- _Given request_:
Look for the string "HiddenSingleRow" and copy every line that has it.

# # # # #

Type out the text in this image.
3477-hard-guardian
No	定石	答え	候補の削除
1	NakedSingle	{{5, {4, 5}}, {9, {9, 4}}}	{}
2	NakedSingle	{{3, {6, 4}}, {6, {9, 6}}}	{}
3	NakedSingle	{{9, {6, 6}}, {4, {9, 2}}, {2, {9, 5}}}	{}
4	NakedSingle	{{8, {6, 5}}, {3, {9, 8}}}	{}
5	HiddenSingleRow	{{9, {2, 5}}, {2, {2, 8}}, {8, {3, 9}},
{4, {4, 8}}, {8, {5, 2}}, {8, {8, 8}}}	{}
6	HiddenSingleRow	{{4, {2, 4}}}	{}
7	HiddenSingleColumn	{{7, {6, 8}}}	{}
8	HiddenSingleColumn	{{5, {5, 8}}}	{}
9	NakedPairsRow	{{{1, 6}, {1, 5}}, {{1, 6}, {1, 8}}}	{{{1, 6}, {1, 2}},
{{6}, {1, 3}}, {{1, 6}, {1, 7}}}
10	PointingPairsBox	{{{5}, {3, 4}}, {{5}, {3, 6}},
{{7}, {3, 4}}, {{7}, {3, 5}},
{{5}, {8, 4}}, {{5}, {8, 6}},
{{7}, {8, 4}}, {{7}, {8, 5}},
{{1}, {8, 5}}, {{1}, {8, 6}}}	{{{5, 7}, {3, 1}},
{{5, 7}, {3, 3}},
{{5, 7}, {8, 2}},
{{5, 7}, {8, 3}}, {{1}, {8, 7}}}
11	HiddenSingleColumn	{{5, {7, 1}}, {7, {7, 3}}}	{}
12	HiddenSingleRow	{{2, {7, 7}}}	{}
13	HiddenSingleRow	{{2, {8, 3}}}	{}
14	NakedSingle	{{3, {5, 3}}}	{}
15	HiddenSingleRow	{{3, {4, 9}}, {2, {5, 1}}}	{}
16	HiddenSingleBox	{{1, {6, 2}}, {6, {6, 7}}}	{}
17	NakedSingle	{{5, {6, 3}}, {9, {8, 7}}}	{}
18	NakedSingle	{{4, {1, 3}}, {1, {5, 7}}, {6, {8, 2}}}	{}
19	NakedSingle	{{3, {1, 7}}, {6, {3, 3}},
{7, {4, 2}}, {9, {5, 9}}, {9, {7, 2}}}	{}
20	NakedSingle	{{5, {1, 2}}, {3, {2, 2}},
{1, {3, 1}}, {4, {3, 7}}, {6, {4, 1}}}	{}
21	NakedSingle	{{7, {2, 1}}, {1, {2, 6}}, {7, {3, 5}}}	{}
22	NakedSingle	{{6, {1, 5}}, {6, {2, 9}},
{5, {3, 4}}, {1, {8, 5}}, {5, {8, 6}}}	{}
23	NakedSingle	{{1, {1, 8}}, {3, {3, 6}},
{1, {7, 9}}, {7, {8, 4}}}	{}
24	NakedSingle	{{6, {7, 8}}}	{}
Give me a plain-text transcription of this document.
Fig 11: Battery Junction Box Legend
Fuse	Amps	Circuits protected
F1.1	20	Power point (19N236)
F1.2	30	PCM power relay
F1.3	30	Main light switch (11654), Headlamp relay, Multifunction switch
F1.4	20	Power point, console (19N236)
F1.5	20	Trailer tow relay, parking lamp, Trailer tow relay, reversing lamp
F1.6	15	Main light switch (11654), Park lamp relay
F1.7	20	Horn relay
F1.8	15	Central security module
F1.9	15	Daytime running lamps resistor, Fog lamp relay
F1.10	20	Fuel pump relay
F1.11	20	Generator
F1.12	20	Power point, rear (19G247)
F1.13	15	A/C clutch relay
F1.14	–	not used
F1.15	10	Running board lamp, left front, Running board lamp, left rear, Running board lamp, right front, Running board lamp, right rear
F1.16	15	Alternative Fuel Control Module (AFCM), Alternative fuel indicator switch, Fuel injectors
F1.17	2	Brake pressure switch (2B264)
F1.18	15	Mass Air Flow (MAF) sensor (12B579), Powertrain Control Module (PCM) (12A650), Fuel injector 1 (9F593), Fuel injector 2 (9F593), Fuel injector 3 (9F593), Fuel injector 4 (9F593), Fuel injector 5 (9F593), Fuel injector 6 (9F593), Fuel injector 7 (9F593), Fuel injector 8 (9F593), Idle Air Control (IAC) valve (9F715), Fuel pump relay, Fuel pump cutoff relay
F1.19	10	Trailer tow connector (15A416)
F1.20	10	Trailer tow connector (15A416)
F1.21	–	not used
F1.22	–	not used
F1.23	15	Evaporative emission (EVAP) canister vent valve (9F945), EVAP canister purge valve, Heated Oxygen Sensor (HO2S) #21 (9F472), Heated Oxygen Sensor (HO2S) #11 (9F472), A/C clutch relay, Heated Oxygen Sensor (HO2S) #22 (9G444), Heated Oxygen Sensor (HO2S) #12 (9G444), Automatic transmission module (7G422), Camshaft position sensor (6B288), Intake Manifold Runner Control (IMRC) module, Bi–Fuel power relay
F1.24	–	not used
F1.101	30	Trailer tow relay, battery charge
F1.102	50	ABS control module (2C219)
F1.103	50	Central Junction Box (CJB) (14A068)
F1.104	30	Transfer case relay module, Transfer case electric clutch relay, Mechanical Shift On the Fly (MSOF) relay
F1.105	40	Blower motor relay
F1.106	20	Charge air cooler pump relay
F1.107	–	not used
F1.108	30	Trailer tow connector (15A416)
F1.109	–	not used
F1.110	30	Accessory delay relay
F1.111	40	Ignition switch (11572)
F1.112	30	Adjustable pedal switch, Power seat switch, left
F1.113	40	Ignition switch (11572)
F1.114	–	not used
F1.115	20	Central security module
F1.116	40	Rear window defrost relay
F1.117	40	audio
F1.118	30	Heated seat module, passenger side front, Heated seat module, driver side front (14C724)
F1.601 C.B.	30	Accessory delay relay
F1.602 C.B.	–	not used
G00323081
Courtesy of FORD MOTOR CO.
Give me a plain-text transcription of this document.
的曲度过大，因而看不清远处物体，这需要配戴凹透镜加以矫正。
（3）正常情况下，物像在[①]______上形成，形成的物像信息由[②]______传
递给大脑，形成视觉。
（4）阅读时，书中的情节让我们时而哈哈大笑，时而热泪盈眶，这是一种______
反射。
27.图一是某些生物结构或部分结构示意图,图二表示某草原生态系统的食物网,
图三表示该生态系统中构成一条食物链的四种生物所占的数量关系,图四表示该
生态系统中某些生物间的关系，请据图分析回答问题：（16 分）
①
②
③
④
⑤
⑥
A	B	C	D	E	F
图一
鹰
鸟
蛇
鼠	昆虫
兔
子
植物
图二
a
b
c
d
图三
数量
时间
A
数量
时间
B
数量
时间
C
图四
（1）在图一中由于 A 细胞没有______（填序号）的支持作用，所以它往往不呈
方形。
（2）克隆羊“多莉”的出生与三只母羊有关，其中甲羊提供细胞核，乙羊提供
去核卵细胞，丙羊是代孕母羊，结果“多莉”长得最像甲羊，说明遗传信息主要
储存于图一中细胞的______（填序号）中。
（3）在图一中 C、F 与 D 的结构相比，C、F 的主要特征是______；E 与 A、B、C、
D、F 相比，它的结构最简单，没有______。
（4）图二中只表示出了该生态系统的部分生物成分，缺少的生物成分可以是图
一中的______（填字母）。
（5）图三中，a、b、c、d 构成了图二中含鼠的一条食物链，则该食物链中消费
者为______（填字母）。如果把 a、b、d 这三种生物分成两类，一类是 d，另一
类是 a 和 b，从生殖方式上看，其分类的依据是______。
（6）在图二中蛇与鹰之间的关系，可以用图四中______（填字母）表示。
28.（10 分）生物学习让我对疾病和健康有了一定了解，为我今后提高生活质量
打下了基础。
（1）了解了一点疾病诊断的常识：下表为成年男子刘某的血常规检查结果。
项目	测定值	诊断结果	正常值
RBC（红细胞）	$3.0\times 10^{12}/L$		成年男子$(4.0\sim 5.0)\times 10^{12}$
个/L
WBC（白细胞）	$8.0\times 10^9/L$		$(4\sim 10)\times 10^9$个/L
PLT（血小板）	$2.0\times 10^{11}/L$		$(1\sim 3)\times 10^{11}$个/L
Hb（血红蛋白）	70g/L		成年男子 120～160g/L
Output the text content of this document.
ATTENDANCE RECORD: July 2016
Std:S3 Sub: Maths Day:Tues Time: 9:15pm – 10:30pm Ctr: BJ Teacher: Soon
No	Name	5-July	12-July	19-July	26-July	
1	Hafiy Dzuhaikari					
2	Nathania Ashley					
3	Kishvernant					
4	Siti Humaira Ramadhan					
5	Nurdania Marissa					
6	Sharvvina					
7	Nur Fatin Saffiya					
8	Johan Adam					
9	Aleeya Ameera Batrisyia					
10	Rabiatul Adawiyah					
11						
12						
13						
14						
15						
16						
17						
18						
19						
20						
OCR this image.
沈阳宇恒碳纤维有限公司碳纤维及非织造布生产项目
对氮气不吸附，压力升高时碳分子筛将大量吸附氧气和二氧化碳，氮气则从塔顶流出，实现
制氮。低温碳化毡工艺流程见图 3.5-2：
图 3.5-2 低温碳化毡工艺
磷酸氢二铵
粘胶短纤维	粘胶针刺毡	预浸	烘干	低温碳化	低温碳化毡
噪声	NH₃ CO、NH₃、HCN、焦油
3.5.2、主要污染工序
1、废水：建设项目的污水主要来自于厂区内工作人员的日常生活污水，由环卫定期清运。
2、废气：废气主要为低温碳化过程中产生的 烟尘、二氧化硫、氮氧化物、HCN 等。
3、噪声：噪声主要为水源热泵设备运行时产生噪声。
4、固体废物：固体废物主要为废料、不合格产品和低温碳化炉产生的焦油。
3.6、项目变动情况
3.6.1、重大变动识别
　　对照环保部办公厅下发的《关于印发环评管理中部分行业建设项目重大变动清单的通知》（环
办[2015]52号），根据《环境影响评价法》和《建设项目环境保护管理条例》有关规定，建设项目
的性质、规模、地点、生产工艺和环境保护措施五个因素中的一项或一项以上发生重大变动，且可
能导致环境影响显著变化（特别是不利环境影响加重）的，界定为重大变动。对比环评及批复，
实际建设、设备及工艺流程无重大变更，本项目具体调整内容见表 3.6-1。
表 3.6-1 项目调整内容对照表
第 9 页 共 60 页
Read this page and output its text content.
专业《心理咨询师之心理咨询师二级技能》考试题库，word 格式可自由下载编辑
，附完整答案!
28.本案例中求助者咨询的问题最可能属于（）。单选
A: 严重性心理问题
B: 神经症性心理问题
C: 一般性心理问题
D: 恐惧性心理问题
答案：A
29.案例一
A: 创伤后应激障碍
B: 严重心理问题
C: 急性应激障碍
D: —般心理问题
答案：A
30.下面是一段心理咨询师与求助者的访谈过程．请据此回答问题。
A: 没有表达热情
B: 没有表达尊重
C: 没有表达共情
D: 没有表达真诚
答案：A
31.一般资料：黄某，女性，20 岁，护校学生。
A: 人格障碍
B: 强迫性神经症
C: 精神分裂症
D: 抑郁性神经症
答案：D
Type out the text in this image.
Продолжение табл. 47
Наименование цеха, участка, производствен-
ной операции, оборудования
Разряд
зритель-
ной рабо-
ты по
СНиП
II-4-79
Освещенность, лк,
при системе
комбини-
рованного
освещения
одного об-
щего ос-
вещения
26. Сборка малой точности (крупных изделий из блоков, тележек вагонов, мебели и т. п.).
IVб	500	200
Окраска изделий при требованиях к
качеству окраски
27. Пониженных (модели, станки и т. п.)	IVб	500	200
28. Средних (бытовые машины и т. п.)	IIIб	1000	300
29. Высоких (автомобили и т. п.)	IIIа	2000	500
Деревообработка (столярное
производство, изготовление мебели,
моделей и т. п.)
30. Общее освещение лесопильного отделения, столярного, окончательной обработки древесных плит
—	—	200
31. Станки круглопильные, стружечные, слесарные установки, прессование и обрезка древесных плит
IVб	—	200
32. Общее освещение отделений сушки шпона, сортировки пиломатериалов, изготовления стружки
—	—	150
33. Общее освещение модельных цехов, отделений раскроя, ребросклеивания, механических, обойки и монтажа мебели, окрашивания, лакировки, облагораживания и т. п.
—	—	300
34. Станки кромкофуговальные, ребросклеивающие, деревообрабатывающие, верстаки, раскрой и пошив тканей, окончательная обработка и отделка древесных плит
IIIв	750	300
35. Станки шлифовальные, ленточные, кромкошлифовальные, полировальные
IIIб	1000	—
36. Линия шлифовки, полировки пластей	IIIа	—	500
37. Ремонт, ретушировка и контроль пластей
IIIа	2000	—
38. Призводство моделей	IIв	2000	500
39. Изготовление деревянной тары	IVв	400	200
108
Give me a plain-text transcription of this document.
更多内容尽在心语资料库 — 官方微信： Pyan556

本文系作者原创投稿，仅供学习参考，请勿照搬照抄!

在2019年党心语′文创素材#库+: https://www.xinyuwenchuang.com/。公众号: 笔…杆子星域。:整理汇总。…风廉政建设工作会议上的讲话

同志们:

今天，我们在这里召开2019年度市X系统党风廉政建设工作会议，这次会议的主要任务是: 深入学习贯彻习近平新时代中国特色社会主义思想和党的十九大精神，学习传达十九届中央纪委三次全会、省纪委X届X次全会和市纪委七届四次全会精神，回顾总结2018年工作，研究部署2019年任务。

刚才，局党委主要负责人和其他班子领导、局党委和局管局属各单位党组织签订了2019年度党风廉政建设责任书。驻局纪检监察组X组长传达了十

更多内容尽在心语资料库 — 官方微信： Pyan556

# # # # #

- _Task answer_:
5	HiddenSingleRow	{{9, {2, 5}}, {2, {2, 8}}, {8, {3, 9}},
6	HiddenSingleRow	{{4, {2, 4}}}	{}
12	HiddenSingleRow	{{2, {7, 7}}}	{}
13	HiddenSingleRow	{{2, {8, 3}}}	{}
15	HiddenSingleRow	{{3, {4, 9}}, {2, {5, 1}}}	{}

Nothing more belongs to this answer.